→ **WHAT TO WORK ON**:
Each entry below is to be extracted exactly.

→ **RECORD EXTRACTS**:
-- -- --

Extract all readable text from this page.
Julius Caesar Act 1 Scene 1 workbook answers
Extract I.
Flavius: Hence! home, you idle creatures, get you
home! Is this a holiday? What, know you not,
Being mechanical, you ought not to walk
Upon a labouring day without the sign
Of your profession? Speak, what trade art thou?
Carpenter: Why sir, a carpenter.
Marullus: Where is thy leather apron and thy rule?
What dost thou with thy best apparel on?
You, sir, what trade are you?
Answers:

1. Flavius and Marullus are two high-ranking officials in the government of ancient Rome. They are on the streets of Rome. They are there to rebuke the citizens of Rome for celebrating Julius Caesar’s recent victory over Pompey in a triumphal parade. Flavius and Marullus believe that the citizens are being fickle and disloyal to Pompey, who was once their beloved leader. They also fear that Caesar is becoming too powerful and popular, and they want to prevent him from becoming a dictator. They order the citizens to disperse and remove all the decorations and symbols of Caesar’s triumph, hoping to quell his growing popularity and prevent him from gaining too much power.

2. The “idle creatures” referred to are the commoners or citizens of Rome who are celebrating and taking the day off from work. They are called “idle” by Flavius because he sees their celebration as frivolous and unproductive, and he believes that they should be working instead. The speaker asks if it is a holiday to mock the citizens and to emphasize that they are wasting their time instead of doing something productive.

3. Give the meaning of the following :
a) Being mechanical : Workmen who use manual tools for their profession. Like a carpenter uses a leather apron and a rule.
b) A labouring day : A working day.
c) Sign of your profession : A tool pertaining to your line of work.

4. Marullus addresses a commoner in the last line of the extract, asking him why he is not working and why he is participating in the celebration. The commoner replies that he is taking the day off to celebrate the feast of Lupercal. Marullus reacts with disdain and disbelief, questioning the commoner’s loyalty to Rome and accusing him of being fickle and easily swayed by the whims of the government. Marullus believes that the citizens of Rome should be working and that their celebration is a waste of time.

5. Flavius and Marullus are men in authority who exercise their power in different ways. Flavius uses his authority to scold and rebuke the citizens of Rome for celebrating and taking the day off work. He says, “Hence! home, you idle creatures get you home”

-- -- --

→ **EXPECTED ANSWER**:
Extract all readable text from this page.
Julius Caesar Act 1 Scene 1 workbook answers
Extract I.
Flavius: Hence! home, you idle creatures, get you
home! Is this a holiday? What, know you not,
Being mechanical, you ought not to walk
Upon a labouring day without the sign
Of your profession? Speak, what trade art thou?
Carpenter: Why sir, a carpenter.
Marullus: Where is thy leather apron and thy rule?
What dost thou with thy best apparel on?
You, sir, what trade are you?
Answers:

1. Flavius and Marullus are two high-ranking officials in the government of ancient Rome. They are on the streets of Rome. They are there to rebuke the citizens of Rome for celebrating Julius Caesar’s recent victory over Pompey in a triumphal parade. Flavius and Marullus believe that the citizens are being fickle and disloyal to Pompey, who was once their beloved leader. They also fear that Caesar is becoming too powerful and popular, and they want to prevent him from becoming a dictator. They order the citizens to disperse and remove all the decorations and symbols of Caesar’s triumph, hoping to quell his growing popularity and prevent him from gaining too much power.

2. The “idle creatures” referred to are the commoners or citizens of Rome who are celebrating and taking the day off from work. They are called “idle” by Flavius because he sees their celebration as frivolous and unproductive, and he believes that they should be working instead. The speaker asks if it is a holiday to mock the citizens and to emphasize that they are wasting their time instead of doing something productive.

3. Give the meaning of the following :
a) Being mechanical : Workmen who use manual tools for their profession. Like a carpenter uses a leather apron and a rule.
b) A labouring day : A working day.
c) Sign of your profession : A tool pertaining to your line of work.

4. Marullus addresses a commoner in the last line of the extract, asking him why he is not working and why he is participating in the celebration. The commoner replies that he is taking the day off to celebrate the feast of Lupercal. Marullus reacts with disdain and disbelief, questioning the commoner’s loyalty to Rome and accusing him of being fickle and easily swayed by the whims of the government. Marullus believes that the citizens of Rome should be working and that their celebration is a waste of time.

5. Flavius and Marullus are men in authority who exercise their power in different ways. Flavius uses his authority to scold and rebuke the citizens of Rome for celebrating and taking the day off work. He says, “Hence! home, you idle creatures get you home”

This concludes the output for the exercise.